* **EXTRACTED INFORMATION**

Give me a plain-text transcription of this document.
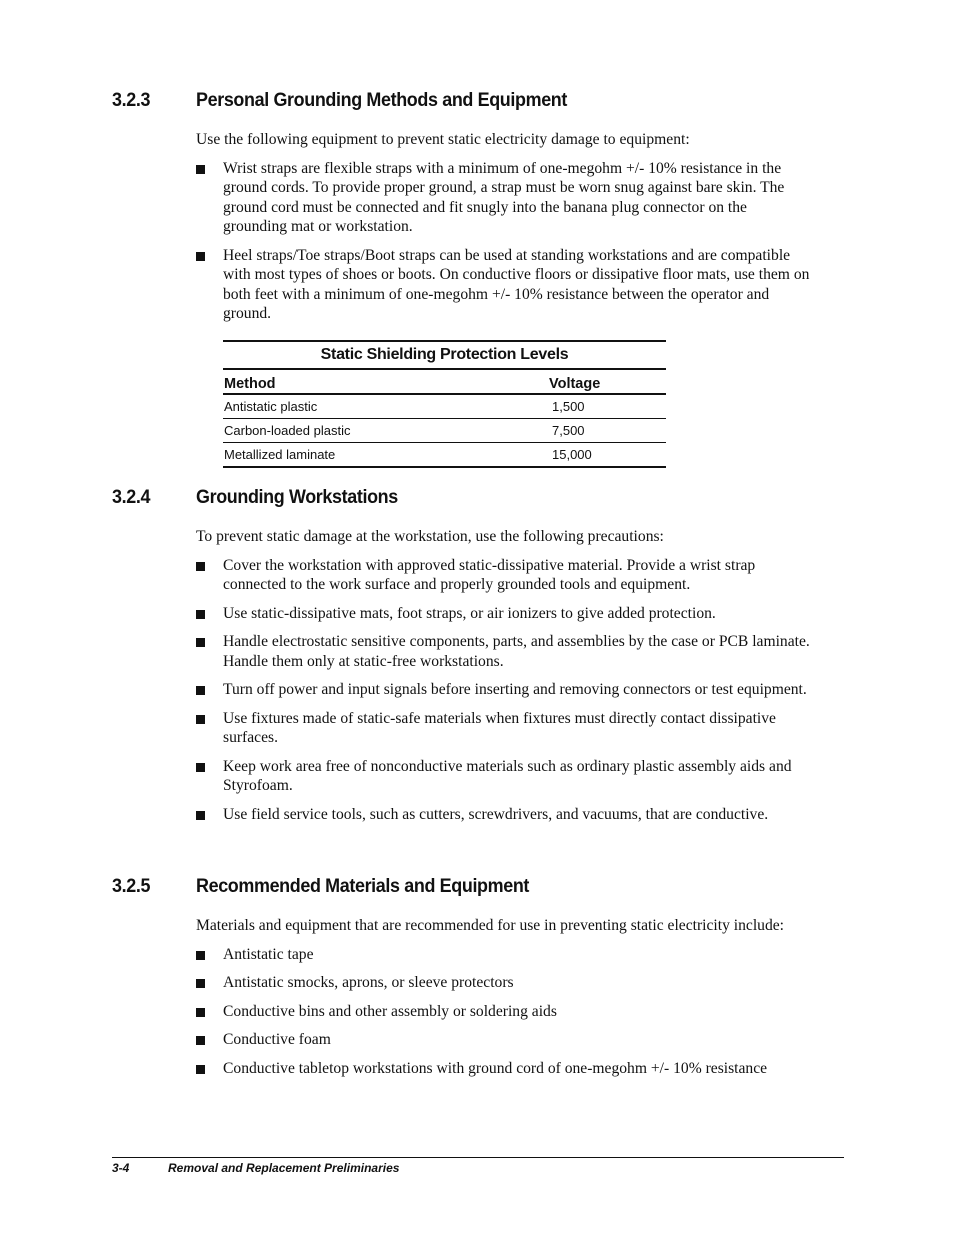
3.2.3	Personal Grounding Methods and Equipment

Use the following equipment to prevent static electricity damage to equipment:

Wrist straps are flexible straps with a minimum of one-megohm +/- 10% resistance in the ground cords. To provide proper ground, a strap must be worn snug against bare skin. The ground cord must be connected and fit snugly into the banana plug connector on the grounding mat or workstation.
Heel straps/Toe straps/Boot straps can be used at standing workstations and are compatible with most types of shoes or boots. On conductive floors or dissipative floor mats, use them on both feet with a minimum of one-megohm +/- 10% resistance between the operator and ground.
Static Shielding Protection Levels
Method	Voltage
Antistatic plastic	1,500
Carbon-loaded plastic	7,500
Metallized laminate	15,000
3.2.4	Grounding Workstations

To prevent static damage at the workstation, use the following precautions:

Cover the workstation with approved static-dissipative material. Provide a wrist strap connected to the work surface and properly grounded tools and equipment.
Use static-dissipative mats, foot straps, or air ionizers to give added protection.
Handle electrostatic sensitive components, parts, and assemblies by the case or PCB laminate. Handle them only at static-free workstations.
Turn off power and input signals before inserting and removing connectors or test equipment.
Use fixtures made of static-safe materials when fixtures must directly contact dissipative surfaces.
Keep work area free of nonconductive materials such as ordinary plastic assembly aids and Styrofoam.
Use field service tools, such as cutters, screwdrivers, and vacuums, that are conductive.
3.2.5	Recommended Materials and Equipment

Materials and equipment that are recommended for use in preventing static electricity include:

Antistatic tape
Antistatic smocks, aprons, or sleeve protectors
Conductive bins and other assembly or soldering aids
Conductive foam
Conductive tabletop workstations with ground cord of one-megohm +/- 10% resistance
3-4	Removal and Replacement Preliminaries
---
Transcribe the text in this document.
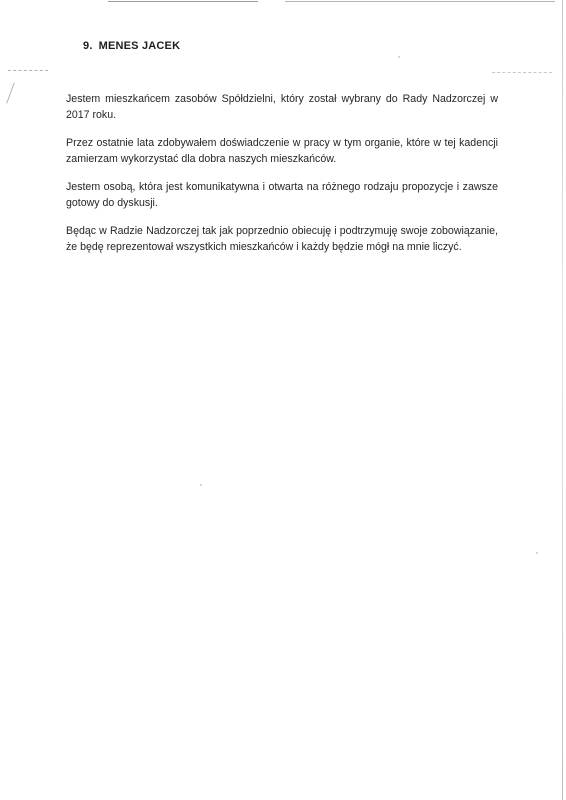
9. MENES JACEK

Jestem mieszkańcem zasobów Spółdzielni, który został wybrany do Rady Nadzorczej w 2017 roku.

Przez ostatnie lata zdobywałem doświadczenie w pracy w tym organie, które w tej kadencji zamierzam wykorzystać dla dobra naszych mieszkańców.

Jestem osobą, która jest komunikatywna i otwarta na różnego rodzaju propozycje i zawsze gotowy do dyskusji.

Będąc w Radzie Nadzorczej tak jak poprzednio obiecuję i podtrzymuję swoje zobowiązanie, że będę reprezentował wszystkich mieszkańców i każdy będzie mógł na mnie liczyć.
* * *
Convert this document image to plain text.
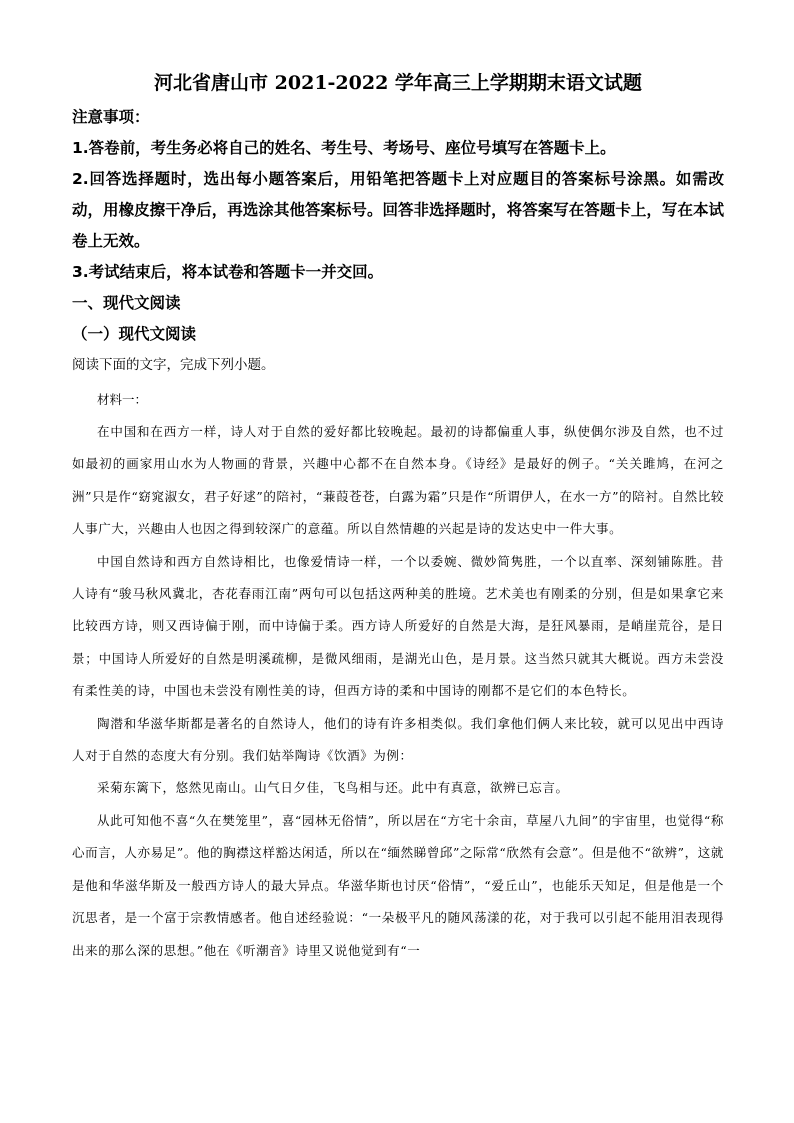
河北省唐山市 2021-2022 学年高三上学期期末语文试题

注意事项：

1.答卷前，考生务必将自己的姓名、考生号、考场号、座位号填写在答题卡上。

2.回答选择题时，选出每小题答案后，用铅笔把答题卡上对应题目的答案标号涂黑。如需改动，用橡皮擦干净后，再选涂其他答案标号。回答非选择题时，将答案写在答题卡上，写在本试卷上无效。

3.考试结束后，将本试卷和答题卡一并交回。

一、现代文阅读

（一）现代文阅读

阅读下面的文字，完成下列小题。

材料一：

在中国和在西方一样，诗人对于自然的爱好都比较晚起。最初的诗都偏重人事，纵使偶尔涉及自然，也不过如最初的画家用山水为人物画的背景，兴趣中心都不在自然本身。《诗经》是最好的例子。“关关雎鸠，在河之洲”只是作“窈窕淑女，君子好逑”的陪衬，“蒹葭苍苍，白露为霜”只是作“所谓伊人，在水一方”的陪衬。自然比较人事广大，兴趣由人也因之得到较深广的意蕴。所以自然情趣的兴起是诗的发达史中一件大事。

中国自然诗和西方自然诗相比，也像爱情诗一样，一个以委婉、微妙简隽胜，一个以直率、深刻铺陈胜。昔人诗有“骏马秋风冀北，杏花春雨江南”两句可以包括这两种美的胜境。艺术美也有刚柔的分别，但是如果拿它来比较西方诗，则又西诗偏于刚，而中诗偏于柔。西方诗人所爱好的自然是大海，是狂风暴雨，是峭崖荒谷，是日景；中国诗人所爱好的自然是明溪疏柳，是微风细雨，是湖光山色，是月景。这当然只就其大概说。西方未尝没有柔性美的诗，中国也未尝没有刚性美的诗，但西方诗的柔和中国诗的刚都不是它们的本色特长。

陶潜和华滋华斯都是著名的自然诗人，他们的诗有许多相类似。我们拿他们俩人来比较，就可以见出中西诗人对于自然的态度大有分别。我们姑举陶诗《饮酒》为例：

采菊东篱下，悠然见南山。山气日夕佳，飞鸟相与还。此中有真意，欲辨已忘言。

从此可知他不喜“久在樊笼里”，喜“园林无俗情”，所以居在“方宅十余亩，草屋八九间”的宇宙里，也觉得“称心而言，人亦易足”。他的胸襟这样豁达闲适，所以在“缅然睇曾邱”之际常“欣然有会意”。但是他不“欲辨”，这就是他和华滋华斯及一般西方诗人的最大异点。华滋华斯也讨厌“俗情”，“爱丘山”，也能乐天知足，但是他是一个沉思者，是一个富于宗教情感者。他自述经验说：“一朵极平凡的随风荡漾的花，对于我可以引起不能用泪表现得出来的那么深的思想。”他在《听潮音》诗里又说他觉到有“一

* **STATED GOAL**
State how many lines above contain the string "assembly", with no other words.

* **TASK RESPONSE**
2